TASK INSTRUCTIONS –
a) According to the Lamb Lies Down on Broadway article, in what year was the album released?
b) Echo, word for word, the stretch of the Lamb Lies Down on Broadway article from "Released in 1974" through "explosions in sound.".
c) Proceed with the Lamb Lies Down on Broadway article, writing on from its final sentence.

Article by David Rosales and Johan P. This article is the second in our 1970s Progressive Rock for Hessians series initiated by Johan.

Released in 1974 and signaling the departure of Peter Gabriel from Genesis, The Lamb Lies Down on Broadway brings the classic era of the band and the genre to an end. It does so rather inconspicuously with a profound accomplishment that is not easy to summarize in such few words. The album materializes the several tacit goals of progressive rock: the incorporation of classical music methodologies into the making of pop rock music, stylistic expansion within coherent boundaries, to the neo-romantic mystical allusions boiling up from vague lyrics into aural explosions in sound.

INFORMATION SUPPLIED –

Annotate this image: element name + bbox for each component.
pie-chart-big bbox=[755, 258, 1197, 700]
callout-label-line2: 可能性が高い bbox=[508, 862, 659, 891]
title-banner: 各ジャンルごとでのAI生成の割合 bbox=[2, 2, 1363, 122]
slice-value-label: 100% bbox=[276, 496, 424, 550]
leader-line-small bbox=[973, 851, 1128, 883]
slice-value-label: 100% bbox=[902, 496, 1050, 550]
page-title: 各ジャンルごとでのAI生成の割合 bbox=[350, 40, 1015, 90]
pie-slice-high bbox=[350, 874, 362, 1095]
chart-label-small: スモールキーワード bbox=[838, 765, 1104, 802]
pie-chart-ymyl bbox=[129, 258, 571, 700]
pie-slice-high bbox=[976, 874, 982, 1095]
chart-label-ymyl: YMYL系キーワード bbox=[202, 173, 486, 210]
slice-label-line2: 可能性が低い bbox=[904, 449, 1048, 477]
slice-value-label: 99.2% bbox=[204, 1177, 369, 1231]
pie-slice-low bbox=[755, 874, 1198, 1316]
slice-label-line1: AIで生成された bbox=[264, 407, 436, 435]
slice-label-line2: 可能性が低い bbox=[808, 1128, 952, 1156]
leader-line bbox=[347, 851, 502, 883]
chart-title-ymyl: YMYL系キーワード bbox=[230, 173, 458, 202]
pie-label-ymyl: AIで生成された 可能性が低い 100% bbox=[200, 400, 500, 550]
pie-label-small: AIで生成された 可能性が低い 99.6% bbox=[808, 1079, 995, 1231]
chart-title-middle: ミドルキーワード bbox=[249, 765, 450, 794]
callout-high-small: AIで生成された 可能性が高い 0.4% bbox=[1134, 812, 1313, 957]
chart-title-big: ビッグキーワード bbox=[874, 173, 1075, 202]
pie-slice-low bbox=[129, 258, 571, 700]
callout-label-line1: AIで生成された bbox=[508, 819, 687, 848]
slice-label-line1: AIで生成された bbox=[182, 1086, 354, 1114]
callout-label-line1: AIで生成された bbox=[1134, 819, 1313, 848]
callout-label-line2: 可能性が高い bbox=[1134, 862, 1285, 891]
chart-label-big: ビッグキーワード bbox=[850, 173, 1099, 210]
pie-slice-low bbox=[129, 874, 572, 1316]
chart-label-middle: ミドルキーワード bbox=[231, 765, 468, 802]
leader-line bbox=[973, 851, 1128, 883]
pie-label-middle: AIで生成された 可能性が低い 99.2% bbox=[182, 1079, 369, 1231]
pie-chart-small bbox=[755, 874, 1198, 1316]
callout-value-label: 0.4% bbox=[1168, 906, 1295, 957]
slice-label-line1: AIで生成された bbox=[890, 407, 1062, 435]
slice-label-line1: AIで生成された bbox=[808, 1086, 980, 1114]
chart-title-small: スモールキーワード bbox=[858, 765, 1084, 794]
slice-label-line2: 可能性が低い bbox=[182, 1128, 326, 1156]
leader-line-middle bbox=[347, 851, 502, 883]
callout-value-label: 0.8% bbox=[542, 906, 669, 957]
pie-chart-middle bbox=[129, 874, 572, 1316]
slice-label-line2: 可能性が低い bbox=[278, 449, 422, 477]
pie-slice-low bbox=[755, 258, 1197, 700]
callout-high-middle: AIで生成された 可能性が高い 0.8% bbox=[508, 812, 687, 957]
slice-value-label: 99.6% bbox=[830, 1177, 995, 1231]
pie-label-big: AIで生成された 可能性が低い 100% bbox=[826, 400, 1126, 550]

ANSWERS PER TASK –
a) 1974

b)
Released in 1974 and signaling the departure of Peter Gabriel from Genesis, The Lamb Lies Down on Broadway brings the classic era of the band and the genre to an end. It does so rather inconspicuously with a profound accomplishment that is not easy to summarize in such few words. The album materializes the several tacit goals of progressive rock: the incorporation of classical music methodologies into the making of pop rock music, stylistic expansion within coherent boundaries, to the neo-romantic mystical allusions boiling up from vague lyrics into aural explosions in sound.

c)
Musically, it makes use of straightforward pop rock expression expanded with a nod to classical-era structures, while ambients range from avant-garde noise to ambient instrumentals. We may even see the precursor to the post-rock aesthetic but Genesis takes the music somewhere rather than moronically dancing around in the same place. The use of themes throughout songs and the album itself is prominent; it holds the album together and is a direct consequence of that proper classical influence. The lyrical theme of the album is based on Judaic mysticism, with references to the Kabbalah in song titles, concepts, and even the number of total tracks of the release.

The influence of Genesis as per their style at their pinnacle in The Lamb Lies Down on Broadway virtually defines a whole generation of the pseudo-prog we see today in the likes of charlatans to which Steven Wilson belongs, or supreme posers Dream Theater and their numerous unoriginal underlings. Opeth cannot be counted among the superficial fools living off the greatness of Genesis as they are a more eclectic collection of disparaged sources poorly sewn together and because the very little prog rock influence they displayed comes from Gentle Giant. With all certainty, almost any decent-sounding, so-called progressive outfit today that leans towards a pop rock sound with unconventional sound structures is probably directly or indirectly defined by (not merely “influenced” by) classic Genesis.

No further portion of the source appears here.